DIRECTIVE =
Pull out the lines of the data below from the very first one through the line holding "mesh-cell: [977, 113, 999, 117]", both included, and reproduce them without any change.

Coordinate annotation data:
·····

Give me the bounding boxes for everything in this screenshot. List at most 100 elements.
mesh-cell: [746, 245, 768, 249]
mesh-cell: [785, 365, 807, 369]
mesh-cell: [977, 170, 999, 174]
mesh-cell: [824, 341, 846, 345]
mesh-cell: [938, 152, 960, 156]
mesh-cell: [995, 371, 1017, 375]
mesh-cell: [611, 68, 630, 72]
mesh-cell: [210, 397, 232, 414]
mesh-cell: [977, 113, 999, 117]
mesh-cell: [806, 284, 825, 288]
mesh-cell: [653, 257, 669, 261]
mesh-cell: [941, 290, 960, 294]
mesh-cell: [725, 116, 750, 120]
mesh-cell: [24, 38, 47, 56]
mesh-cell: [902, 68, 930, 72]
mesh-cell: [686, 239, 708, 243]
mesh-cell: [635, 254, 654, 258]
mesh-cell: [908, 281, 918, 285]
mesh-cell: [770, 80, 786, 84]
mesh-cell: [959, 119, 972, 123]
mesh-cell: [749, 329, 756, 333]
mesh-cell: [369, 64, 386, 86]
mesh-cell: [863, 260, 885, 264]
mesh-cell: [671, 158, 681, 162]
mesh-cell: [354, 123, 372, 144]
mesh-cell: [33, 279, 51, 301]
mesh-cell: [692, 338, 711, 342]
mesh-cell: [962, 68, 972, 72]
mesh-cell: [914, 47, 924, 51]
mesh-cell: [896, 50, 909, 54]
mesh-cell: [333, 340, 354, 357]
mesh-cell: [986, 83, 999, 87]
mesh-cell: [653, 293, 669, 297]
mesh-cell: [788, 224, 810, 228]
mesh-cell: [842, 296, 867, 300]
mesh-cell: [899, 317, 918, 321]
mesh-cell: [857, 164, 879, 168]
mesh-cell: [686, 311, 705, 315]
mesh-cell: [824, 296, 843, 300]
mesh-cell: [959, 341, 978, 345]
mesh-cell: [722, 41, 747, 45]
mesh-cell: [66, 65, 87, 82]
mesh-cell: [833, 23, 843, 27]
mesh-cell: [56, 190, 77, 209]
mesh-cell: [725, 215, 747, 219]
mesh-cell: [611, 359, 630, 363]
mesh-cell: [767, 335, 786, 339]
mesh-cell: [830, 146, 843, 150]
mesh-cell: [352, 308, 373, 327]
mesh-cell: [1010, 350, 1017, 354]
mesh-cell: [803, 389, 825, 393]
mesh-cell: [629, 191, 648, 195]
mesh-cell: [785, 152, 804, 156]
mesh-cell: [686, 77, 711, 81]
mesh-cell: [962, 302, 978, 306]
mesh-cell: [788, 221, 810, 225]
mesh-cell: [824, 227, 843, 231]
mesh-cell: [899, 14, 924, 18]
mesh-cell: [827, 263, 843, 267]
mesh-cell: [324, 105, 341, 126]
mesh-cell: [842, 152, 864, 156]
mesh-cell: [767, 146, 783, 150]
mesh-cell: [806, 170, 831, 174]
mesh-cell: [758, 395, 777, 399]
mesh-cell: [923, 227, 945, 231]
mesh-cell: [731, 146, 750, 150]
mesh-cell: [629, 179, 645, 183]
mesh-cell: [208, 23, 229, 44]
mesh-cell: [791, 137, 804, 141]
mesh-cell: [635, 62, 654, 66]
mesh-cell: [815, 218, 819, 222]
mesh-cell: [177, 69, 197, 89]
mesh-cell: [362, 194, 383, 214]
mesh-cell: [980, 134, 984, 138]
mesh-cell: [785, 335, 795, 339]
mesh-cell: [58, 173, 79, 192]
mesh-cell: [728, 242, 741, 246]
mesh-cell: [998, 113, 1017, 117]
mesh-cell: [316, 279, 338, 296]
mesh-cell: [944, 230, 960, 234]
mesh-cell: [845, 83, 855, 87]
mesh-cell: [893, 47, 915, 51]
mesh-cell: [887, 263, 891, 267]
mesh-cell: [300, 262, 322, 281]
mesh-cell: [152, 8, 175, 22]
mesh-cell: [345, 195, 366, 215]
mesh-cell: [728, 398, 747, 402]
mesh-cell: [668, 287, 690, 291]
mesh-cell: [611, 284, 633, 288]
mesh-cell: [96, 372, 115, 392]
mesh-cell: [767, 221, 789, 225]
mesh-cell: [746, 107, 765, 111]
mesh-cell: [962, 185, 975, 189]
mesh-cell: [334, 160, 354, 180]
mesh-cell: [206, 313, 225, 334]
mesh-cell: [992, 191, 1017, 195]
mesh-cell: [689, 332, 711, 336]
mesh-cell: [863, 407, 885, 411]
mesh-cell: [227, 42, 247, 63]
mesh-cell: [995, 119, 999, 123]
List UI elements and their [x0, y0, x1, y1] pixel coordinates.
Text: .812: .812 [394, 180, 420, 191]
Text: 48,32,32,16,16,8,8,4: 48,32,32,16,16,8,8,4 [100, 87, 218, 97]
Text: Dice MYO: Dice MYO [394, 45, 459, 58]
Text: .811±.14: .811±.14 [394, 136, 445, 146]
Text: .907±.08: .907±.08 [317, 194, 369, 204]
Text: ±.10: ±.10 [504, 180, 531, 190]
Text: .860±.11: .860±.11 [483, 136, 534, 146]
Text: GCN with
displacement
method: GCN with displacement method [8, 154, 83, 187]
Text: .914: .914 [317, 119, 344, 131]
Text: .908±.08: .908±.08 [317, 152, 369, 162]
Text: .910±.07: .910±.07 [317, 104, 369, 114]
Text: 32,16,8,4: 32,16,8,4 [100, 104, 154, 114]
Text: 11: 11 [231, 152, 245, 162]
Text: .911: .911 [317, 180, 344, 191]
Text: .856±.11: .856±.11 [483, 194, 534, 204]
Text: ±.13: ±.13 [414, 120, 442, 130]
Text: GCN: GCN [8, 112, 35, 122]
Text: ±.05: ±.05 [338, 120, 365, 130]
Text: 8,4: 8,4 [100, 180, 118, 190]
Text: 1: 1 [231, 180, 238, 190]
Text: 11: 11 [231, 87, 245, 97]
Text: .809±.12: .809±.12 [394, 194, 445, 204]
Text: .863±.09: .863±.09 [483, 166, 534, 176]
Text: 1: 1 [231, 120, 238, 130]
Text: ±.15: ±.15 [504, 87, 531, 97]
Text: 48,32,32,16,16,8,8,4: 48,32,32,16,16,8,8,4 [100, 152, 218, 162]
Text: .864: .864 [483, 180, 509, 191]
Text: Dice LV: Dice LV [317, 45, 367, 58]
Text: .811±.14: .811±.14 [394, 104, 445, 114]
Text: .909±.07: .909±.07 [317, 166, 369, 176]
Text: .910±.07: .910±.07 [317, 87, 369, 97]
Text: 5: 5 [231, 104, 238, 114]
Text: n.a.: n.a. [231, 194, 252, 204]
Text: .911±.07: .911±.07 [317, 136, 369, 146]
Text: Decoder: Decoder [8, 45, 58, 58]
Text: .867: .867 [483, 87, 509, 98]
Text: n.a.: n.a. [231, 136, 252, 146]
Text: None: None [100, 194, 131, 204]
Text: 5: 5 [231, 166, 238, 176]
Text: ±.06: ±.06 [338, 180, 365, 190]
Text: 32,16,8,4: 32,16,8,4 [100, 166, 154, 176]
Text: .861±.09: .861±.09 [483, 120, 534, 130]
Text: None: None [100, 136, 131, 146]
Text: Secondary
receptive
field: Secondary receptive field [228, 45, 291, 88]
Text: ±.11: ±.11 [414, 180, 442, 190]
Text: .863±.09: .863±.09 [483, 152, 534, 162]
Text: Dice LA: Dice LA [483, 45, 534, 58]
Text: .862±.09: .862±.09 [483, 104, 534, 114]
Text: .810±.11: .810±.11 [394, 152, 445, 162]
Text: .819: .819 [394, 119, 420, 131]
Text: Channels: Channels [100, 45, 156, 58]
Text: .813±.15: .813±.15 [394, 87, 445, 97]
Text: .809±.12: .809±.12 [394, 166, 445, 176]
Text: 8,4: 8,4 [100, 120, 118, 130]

·····

FULL SOLUTION =
Give me the bounding boxes for everything in this screenshot. List at most 100 elements.
mesh-cell: [746, 245, 768, 249]
mesh-cell: [785, 365, 807, 369]
mesh-cell: [977, 170, 999, 174]
mesh-cell: [824, 341, 846, 345]
mesh-cell: [938, 152, 960, 156]
mesh-cell: [995, 371, 1017, 375]
mesh-cell: [611, 68, 630, 72]
mesh-cell: [210, 397, 232, 414]
mesh-cell: [977, 113, 999, 117]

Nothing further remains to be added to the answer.